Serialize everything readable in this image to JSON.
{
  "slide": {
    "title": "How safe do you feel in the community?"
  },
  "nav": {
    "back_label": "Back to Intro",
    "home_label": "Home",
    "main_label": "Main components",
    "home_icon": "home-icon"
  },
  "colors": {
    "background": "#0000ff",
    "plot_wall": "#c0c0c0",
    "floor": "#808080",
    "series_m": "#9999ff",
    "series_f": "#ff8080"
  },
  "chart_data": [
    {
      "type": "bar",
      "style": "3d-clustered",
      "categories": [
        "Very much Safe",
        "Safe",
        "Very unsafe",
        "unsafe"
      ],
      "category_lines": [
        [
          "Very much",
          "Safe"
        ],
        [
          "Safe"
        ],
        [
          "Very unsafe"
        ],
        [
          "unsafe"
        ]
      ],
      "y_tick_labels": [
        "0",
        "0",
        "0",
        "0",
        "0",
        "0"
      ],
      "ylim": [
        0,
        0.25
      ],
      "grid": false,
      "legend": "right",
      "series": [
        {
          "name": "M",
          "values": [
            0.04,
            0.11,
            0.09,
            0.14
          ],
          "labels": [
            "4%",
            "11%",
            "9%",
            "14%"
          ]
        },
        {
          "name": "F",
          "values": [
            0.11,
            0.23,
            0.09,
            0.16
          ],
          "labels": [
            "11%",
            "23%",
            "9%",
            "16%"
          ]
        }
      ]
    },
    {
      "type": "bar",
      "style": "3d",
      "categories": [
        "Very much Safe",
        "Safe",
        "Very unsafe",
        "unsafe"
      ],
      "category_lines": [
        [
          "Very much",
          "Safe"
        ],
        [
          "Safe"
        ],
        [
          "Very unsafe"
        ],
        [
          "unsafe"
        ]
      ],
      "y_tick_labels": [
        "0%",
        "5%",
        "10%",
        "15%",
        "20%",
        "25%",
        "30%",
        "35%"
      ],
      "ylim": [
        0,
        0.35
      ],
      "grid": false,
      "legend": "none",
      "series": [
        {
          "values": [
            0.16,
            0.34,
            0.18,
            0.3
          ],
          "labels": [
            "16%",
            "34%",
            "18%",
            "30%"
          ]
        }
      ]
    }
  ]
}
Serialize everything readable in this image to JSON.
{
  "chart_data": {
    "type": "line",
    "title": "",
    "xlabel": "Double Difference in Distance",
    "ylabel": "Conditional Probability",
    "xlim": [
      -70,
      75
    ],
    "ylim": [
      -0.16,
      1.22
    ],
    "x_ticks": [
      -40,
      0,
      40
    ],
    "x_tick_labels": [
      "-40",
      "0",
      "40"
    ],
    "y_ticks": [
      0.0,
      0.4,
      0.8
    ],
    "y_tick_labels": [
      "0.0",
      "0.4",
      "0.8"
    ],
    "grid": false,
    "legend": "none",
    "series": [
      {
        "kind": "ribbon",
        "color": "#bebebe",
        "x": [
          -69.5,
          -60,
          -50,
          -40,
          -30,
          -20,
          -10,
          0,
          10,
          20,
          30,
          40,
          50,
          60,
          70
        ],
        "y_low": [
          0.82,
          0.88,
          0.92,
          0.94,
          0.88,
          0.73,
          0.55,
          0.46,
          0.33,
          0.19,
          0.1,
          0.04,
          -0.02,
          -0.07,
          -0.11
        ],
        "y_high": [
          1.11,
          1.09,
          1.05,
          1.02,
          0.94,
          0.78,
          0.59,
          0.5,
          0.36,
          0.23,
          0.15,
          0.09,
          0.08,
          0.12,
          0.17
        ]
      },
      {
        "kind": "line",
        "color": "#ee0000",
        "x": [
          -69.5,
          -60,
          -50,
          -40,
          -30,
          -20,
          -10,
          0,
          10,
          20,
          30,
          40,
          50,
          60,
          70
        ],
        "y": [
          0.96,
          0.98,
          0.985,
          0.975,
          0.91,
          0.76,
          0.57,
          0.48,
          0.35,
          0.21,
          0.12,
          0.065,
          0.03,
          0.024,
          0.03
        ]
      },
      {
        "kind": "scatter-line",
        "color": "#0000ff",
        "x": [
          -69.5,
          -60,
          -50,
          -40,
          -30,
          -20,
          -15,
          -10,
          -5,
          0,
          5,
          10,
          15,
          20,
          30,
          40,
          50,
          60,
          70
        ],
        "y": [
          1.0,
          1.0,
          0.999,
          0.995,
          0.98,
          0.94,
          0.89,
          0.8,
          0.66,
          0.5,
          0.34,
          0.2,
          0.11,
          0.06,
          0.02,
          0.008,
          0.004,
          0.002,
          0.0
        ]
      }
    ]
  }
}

**What to produce**: Reproduce every record above exactly as it appears.

**Response for this exercise**:
Serialize everything readable in this image to JSON.
{
  "slide": {
    "title": "How safe do you feel in the community?"
  },
  "nav": {
    "back_label": "Back to Intro",
    "home_label": "Home",
    "main_label": "Main components",
    "home_icon": "home-icon"
  },
  "colors": {
    "background": "#0000ff",
    "plot_wall": "#c0c0c0",
    "floor": "#808080",
    "series_m": "#9999ff",
    "series_f": "#ff8080"
  },
  "chart_data": [
    {
      "type": "bar",
      "style": "3d-clustered",
      "categories": [
        "Very much Safe",
        "Safe",
        "Very unsafe",
        "unsafe"
      ],
      "category_lines": [
        [
          "Very much",
          "Safe"
        ],
        [
          "Safe"
        ],
        [
          "Very unsafe"
        ],
        [
          "unsafe"
        ]
      ],
      "y_tick_labels": [
        "0",
        "0",
        "0",
        "0",
        "0",
        "0"
      ],
      "ylim": [
        0,
        0.25
      ],
      "grid": false,
      "legend": "right",
      "series": [
        {
          "name": "M",
          "values": [
            0.04,
            0.11,
            0.09,
            0.14
          ],
          "labels": [
            "4%",
            "11%",
            "9%",
            "14%"
          ]
        },
        {
          "name": "F",
          "values": [
            0.11,
            0.23,
            0.09,
            0.16
          ],
          "labels": [
            "11%",
            "23%",
            "9%",
            "16%"
          ]
        }
      ]
    },
    {
      "type": "bar",
      "style": "3d",
      "categories": [
        "Very much Safe",
        "Safe",
        "Very unsafe",
        "unsafe"
      ],
      "category_lines": [
        [
          "Very much",
          "Safe"
        ],
        [
          "Safe"
        ],
        [
          "Very unsafe"
        ],
        [
          "unsafe"
        ]
      ],
      "y_tick_labels": [
        "0%",
        "5%",
        "10%",
        "15%",
        "20%",
        "25%",
        "30%",
        "35%"
      ],
      "ylim": [
        0,
        0.35
      ],
      "grid": false,
      "legend": "none",
      "series": [
        {
          "values": [
            0.16,
            0.34,
            0.18,
            0.3
          ],
          "labels": [
            "16%",
            "34%",
            "18%",
            "30%"
          ]
        }
      ]
    }
  ]
}
Serialize everything readable in this image to JSON.
{
  "chart_data": {
    "type": "line",
    "title": "",
    "xlabel": "Double Difference in Distance",
    "ylabel": "Conditional Probability",
    "xlim": [
      -70,
      75
    ],
    "ylim": [
      -0.16,
      1.22
    ],
    "x_ticks": [
      -40,
      0,
      40
    ],
    "x_tick_labels": [
      "-40",
      "0",
      "40"
    ],
    "y_ticks": [
      0.0,
      0.4,
      0.8
    ],
    "y_tick_labels": [
      "0.0",
      "0.4",
      "0.8"
    ],
    "grid": false,
    "legend": "none",
    "series": [
      {
        "kind": "ribbon",
        "color": "#bebebe",
        "x": [
          -69.5,
          -60,
          -50,
          -40,
          -30,
          -20,
          -10,
          0,
          10,
          20,
          30,
          40,
          50,
          60,
          70
        ],
        "y_low": [
          0.82,
          0.88,
          0.92,
          0.94,
          0.88,
          0.73,
          0.55,
          0.46,
          0.33,
          0.19,
          0.1,
          0.04,
          -0.02,
          -0.07,
          -0.11
        ],
        "y_high": [
          1.11,
          1.09,
          1.05,
          1.02,
          0.94,
          0.78,
          0.59,
          0.5,
          0.36,
          0.23,
          0.15,
          0.09,
          0.08,
          0.12,
          0.17
        ]
      },
      {
        "kind": "line",
        "color": "#ee0000",
        "x": [
          -69.5,
          -60,
          -50,
          -40,
          -30,
          -20,
          -10,
          0,
          10,
          20,
          30,
          40,
          50,
          60,
          70
        ],
        "y": [
          0.96,
          0.98,
          0.985,
          0.975,
          0.91,
          0.76,
          0.57,
          0.48,
          0.35,
          0.21,
          0.12,
          0.065,
          0.03,
          0.024,
          0.03
        ]
      },
      {
        "kind": "scatter-line",
        "color": "#0000ff",
        "x": [
          -69.5,
          -60,
          -50,
          -40,
          -30,
          -20,
          -15,
          -10,
          -5,
          0,
          5,
          10,
          15,
          20,
          30,
          40,
          50,
          60,
          70
        ],
        "y": [
          1.0,
          1.0,
          0.999,
          0.995,
          0.98,
          0.94,
          0.89,
          0.8,
          0.66,
          0.5,
          0.34,
          0.2,
          0.11,
          0.06,
          0.02,
          0.008,
          0.004,
          0.002,
          0.0
        ]
      }
    ]
  }
}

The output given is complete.